(Records)
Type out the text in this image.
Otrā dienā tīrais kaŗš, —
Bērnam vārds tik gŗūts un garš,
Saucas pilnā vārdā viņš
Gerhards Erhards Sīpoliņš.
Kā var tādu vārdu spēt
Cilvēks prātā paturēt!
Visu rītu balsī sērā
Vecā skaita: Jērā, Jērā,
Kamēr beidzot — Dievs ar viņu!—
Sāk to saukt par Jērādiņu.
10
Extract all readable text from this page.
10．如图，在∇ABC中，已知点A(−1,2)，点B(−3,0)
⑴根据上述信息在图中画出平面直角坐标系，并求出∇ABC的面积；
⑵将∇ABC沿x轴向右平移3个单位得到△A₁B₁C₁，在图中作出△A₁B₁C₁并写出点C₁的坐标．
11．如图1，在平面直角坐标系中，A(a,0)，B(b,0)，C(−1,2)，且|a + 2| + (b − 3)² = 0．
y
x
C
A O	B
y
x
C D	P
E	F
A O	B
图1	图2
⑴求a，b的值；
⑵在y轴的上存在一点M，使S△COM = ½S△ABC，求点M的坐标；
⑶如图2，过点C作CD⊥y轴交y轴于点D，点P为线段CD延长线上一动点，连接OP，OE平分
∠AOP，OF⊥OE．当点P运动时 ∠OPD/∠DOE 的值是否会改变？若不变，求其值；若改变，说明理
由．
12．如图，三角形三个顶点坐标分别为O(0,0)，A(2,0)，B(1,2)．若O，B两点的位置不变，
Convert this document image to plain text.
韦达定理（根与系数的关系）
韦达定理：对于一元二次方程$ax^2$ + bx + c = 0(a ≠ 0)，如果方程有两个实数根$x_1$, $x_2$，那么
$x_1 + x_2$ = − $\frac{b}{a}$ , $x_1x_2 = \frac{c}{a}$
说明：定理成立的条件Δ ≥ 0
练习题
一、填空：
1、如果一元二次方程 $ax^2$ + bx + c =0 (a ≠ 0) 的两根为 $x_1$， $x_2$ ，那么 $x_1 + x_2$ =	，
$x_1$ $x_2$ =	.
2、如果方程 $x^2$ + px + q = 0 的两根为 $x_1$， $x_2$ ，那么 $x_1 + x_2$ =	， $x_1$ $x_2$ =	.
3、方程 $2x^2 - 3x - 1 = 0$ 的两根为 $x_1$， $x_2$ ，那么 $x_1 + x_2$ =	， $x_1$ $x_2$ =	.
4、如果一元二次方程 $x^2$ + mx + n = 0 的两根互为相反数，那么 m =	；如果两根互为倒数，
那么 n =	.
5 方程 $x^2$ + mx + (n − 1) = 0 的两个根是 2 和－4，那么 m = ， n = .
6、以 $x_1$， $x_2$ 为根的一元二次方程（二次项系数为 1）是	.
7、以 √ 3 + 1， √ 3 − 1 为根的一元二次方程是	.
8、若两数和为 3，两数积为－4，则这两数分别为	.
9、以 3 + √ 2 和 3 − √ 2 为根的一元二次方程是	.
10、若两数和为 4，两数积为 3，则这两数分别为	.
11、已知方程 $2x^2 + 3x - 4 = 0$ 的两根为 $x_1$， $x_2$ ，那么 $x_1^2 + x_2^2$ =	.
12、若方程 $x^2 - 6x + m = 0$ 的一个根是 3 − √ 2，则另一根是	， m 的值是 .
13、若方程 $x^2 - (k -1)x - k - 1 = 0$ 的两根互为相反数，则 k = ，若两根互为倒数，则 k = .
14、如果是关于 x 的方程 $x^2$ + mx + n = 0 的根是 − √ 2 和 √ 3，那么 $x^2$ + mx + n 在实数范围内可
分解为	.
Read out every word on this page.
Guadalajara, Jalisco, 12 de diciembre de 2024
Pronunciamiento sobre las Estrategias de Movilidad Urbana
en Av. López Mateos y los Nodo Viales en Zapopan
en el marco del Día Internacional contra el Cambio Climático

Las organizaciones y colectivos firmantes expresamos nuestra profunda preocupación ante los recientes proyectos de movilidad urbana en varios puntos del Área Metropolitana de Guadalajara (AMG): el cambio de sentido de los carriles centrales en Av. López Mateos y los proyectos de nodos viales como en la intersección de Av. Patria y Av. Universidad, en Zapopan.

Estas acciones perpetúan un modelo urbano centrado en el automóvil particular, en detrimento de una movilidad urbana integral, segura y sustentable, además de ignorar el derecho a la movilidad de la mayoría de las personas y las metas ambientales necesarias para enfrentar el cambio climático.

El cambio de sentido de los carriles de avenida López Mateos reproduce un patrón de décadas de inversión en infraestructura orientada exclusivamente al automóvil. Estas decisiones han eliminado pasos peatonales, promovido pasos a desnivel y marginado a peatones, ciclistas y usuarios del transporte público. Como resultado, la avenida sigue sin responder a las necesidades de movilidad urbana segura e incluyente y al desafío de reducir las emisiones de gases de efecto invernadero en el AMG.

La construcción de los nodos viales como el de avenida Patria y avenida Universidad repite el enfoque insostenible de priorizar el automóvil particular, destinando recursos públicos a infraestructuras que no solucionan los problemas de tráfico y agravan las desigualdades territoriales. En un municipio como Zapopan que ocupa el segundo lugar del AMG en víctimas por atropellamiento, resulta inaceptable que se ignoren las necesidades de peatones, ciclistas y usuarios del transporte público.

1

REQUEST
What is the number of lines in the data that hold the string "如果一元二次方程"? Answer with the number only.

REPLY TO THE TASK
2